### TASK DESCRIPTION
Please copy exactly the lines that begin with the one containing "Convert this document image to plain text." and end with the last line of the entries.

### Stored items
------------------------------------------------

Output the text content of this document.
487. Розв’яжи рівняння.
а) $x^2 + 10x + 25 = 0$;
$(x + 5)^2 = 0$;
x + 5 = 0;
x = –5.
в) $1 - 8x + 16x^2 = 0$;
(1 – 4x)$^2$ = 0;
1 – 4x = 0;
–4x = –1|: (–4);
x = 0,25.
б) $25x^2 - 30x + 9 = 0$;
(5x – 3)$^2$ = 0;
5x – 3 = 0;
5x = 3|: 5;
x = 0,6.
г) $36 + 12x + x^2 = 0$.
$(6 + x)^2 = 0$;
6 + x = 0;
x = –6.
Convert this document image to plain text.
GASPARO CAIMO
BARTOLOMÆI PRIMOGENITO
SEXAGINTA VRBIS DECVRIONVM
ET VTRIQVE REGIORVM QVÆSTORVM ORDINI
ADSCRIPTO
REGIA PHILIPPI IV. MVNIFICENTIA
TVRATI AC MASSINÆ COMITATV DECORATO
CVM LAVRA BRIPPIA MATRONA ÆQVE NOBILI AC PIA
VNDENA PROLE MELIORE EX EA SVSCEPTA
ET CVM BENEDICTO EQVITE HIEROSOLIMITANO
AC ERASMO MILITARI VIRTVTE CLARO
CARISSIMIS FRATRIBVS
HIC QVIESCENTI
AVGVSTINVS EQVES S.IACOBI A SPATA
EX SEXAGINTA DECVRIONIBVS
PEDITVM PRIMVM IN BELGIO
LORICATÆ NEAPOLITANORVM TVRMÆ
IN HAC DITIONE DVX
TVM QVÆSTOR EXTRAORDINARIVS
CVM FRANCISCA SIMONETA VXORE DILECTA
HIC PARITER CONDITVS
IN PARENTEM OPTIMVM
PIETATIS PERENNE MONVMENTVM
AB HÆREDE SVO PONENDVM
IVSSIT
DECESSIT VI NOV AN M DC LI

------------------------------------------------

### FULL ANSWER
Convert this document image to plain text.
GASPARO CAIMO
BARTOLOMÆI PRIMOGENITO
SEXAGINTA VRBIS DECVRIONVM
ET VTRIQVE REGIORVM QVÆSTORVM ORDINI
ADSCRIPTO
REGIA PHILIPPI IV. MVNIFICENTIA
TVRATI AC MASSINÆ COMITATV DECORATO
CVM LAVRA BRIPPIA MATRONA ÆQVE NOBILI AC PIA
VNDENA PROLE MELIORE EX EA SVSCEPTA
ET CVM BENEDICTO EQVITE HIEROSOLIMITANO
AC ERASMO MILITARI VIRTVTE CLARO
CARISSIMIS FRATRIBVS
HIC QVIESCENTI
AVGVSTINVS EQVES S.IACOBI A SPATA
EX SEXAGINTA DECVRIONIBVS
PEDITVM PRIMVM IN BELGIO
LORICATÆ NEAPOLITANORVM TVRMÆ
IN HAC DITIONE DVX
TVM QVÆSTOR EXTRAORDINARIVS
CVM FRANCISCA SIMONETA VXORE DILECTA
HIC PARITER CONDITVS
IN PARENTEM OPTIMVM
PIETATIS PERENNE MONVMENTVM
AB HÆREDE SVO PONENDVM
IVSSIT
DECESSIT VI NOV AN M DC LI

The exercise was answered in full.